> WORK REQUIRED:
Look below. Copy each line that has "message" in it.

[Stored entries]
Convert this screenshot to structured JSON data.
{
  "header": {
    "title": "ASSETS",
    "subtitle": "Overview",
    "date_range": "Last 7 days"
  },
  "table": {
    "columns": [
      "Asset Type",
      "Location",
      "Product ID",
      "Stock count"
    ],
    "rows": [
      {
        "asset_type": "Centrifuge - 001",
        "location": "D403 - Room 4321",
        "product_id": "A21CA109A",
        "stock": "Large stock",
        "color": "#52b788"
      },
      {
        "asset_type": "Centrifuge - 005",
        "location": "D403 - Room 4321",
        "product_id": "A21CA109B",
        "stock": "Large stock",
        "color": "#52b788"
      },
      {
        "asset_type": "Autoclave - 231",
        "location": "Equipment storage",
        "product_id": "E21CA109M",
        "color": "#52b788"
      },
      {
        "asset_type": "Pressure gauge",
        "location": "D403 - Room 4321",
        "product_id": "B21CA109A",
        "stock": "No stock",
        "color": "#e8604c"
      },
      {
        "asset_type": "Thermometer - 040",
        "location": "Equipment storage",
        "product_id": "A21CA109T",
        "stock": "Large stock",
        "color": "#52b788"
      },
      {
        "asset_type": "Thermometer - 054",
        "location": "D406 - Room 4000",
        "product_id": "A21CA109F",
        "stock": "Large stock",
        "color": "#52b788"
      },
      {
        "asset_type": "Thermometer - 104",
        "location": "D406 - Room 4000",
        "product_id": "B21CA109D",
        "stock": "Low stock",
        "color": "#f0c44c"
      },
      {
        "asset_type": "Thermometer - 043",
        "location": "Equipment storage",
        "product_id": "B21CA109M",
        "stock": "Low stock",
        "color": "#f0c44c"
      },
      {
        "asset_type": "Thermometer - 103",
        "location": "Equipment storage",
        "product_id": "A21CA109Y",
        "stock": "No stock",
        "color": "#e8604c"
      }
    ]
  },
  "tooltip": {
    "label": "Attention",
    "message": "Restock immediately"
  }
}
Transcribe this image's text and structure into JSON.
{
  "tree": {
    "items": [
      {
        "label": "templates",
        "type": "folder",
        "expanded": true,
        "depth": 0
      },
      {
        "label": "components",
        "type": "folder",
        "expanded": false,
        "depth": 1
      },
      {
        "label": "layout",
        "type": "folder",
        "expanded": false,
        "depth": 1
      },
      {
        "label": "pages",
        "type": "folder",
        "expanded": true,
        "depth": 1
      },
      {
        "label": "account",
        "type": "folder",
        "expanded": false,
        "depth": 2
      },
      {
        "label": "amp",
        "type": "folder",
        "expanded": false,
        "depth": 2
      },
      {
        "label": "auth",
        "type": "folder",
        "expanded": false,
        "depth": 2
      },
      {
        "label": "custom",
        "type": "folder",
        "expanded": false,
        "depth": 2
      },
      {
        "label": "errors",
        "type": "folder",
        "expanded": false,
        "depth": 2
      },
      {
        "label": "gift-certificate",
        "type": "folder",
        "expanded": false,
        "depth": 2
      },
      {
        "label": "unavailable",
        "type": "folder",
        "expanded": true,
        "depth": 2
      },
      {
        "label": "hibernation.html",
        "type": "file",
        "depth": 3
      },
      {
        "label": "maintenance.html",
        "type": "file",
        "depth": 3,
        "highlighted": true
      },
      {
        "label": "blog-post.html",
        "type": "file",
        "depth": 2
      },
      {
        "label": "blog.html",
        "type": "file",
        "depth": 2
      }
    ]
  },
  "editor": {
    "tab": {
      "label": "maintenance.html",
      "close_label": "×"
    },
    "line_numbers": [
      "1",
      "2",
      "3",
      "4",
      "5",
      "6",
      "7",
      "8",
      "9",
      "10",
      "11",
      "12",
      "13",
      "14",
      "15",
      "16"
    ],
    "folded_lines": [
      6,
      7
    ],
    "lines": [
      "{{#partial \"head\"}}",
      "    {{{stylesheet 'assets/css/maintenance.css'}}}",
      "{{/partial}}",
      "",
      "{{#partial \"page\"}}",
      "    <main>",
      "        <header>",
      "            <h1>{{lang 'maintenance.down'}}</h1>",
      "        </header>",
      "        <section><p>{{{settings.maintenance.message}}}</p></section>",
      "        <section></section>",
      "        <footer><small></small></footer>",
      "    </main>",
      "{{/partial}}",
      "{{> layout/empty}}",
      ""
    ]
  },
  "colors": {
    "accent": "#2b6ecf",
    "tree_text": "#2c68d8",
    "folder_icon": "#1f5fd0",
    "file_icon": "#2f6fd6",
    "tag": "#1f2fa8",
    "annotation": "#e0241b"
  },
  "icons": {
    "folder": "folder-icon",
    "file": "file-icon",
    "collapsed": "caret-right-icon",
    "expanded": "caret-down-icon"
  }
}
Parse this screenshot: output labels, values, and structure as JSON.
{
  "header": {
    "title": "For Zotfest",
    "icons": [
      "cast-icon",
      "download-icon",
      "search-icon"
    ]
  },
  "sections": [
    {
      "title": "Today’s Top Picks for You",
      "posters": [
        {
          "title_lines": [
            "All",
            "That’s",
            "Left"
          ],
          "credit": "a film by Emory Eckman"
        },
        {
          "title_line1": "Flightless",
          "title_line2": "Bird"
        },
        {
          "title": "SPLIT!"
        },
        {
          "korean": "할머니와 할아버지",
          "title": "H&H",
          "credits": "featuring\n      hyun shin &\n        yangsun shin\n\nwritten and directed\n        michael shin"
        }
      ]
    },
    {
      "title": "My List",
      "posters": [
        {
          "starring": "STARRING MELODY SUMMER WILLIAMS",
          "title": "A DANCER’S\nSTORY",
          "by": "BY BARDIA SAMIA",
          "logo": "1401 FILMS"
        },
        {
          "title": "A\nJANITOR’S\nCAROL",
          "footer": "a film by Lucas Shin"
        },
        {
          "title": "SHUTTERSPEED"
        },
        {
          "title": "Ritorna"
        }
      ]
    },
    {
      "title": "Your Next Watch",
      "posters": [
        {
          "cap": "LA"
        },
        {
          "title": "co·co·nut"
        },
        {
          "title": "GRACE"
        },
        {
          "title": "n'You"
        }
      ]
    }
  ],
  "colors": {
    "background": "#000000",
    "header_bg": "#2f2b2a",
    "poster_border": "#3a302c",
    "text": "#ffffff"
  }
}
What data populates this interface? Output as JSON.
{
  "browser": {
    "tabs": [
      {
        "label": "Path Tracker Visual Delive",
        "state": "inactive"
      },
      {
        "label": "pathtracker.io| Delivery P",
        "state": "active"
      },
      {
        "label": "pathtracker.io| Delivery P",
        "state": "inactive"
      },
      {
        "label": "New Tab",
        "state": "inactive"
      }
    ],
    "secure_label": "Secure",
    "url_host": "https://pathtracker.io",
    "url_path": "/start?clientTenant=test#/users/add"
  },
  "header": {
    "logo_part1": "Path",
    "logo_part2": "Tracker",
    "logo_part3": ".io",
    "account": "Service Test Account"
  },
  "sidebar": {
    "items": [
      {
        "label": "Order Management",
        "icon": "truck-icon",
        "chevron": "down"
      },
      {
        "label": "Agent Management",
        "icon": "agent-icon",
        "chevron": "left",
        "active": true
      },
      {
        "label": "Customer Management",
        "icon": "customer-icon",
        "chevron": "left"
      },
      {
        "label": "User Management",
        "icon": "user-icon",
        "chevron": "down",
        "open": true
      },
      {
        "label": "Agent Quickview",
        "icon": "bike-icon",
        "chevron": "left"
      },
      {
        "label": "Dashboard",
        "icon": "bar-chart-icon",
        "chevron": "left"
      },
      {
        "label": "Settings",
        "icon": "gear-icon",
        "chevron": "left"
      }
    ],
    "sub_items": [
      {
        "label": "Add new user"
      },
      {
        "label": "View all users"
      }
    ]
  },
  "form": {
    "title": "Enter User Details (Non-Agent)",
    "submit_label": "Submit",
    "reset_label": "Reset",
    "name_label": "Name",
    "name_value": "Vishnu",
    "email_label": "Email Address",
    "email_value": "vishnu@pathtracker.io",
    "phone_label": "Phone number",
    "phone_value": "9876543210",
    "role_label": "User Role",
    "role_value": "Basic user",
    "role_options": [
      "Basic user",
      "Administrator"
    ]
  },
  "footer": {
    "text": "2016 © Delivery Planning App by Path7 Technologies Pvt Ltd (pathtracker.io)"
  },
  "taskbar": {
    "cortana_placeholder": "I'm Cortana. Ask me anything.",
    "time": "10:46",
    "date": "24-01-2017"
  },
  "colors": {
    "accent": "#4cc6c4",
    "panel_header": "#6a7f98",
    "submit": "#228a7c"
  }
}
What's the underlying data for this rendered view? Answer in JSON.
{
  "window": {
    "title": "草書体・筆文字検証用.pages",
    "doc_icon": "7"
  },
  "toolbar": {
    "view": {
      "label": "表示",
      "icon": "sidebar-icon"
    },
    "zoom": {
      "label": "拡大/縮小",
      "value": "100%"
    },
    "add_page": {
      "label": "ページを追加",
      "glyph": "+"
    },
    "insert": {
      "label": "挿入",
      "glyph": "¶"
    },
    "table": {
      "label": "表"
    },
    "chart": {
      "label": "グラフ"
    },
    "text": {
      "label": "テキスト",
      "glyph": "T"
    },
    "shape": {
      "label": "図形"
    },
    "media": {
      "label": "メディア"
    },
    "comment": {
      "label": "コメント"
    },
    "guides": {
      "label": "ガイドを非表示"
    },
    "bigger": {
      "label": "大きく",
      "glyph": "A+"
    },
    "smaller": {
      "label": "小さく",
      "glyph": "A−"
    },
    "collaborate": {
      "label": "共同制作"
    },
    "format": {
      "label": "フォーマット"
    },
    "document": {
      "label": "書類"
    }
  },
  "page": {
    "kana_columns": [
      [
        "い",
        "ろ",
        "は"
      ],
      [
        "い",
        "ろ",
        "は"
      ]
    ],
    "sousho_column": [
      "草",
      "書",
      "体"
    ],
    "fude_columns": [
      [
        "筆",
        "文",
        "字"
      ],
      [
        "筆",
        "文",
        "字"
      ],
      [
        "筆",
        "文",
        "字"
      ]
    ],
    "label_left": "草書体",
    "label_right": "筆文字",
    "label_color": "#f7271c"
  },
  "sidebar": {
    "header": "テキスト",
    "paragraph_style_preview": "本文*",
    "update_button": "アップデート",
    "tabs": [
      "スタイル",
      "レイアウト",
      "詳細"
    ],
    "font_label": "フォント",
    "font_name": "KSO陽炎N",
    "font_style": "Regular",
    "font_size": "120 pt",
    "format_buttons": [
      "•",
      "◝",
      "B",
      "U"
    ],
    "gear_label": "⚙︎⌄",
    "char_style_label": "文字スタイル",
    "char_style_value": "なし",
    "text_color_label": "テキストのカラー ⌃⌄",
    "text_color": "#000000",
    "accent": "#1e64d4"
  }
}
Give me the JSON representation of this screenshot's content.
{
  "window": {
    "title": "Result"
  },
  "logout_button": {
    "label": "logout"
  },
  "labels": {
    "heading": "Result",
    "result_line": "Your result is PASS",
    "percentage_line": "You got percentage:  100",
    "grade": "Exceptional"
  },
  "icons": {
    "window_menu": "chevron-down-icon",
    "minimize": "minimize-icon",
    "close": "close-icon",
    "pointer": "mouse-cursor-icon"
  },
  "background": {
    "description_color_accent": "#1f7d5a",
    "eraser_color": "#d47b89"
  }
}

> RESPONSE:
    "message": "Restock immediately"
      "        <section><p>{{{settings.maintenance.message}}}</p></section>",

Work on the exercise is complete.